Appeal
Quick Definition
A formal request to have TRICARE reconsider a denied claim or coverage decision.
Full Definition
An appeal is a formal request to have TRICARE reconsider a claim that was denied or a coverage decision you disagree with. The TRICARE appeals process provides beneficiaries with a structured way to challenge adverse decisions and seek resolution.
Types of appealable decisions: • Denied claims for services received • Prior authorization denials • Determination that a service is not medically necessary • Incorrect payment amounts • Benefit coverage disputes • Provider payment disputes
TRICARE appeals process: • Level 1 - Initial Reconsideration: Submit to your regional contractor within 90 days of the initial decision • Level 2 - Formal Review: If dissatisfied with Level 1, request a formal review within 60 days • Level 3 - Independent Hearing: For claims over a certain dollar amount, request an independent hearing
How to file an appeal: • Write a clear statement explaining why you disagree with the decision • Include your beneficiary information and claim details • Attach supporting medical documentation • Submit any additional evidence from your provider • Keep copies of everything submitted
Tips for successful appeals: • Include a letter from your treating provider supporting medical necessity • Reference specific TRICARE policy that supports your position • Submit all supporting documentation with the initial appeal • Respond to requests for additional information promptly • Track all deadlines throughout the process
Related Questions
What's the difference between a referral and prior authorization?
Referrals allow you to see specialists (Prime requirement). Prior authorization is approval needed before certain services regardless of plan.
How do I appeal a TRICARE decision?
Appeal denied claims or coverage decisions within 90 days by submitting a written appeal with supporting documentation to your regional contractor.

**Entries provided:**
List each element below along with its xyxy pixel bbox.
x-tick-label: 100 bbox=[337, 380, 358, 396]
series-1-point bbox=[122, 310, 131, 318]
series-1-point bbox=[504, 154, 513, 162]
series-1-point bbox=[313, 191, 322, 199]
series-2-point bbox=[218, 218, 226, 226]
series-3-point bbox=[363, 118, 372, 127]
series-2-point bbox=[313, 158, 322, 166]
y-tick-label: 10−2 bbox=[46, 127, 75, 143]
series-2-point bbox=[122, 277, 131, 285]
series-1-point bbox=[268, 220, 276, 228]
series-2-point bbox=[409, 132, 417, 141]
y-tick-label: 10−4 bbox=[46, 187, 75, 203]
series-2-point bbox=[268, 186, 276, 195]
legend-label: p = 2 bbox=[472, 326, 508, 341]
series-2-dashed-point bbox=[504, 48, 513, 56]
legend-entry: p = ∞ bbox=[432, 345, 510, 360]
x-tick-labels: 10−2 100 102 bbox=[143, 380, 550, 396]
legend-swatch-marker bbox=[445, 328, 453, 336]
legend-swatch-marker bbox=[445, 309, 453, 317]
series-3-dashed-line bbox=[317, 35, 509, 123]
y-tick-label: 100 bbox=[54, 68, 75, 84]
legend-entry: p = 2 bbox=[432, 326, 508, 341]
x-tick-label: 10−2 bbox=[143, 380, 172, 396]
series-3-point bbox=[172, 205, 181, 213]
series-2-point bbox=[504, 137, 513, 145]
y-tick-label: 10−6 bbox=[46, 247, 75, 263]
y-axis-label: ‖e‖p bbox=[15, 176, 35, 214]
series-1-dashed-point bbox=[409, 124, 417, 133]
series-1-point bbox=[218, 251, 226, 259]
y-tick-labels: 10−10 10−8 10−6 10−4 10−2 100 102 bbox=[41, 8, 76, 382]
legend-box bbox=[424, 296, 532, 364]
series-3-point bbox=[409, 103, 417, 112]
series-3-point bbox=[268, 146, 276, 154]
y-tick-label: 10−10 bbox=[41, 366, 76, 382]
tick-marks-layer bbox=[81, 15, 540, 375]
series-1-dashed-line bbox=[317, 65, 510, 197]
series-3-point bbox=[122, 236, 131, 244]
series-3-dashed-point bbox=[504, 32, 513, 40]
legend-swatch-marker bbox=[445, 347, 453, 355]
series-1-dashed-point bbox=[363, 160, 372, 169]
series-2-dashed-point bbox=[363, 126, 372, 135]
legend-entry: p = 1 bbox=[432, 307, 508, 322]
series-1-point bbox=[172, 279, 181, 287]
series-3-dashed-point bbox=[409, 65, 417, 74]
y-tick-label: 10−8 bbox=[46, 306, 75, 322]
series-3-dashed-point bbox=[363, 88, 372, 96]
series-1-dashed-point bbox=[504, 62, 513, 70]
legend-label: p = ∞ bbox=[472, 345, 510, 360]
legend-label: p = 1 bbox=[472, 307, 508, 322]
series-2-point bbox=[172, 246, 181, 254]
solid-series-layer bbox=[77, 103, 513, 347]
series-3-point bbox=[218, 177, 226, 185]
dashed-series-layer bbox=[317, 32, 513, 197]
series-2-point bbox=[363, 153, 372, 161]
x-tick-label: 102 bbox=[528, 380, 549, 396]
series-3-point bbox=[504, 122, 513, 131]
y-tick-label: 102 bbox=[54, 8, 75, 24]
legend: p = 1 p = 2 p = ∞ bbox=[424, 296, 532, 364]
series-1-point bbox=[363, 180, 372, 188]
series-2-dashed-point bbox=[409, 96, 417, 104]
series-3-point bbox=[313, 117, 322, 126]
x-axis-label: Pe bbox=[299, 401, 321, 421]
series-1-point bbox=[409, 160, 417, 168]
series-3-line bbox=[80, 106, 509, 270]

**Questions on the material:**
**A.** Based on the entry on TRICARE appeals, say whether each statement agrees with it, answering yes or no and quoting the words that decide it: (i) A Level 1 reconsideration goes to the regional contractor within 90 days of the initial decision. (ii) A Level 2 formal review must be requested within 30 days. (iii) Prior authorization is required only under the Prime plan.
**B.** Retype the part of the entry on TRICARE appeals starting with "How do I appeal" and going on through "your regional contractor.".
The records are separate material and have nothing to do with the entry on TRICARE appeals.

**Responses for each task:**
**A.**
(i) Yes: "Submit to your regional contractor within 90 days of the initial decision"
(ii) No: "If dissatisfied with Level 1, request a formal review within 60 days"
(iii) No: "Prior authorization is approval needed before certain services regardless of plan."

**B.**
How do I appeal a TRICARE decision?
Appeal denied claims or coverage decisions within 90 days by submitting a written appeal with supporting documentation to your regional contractor.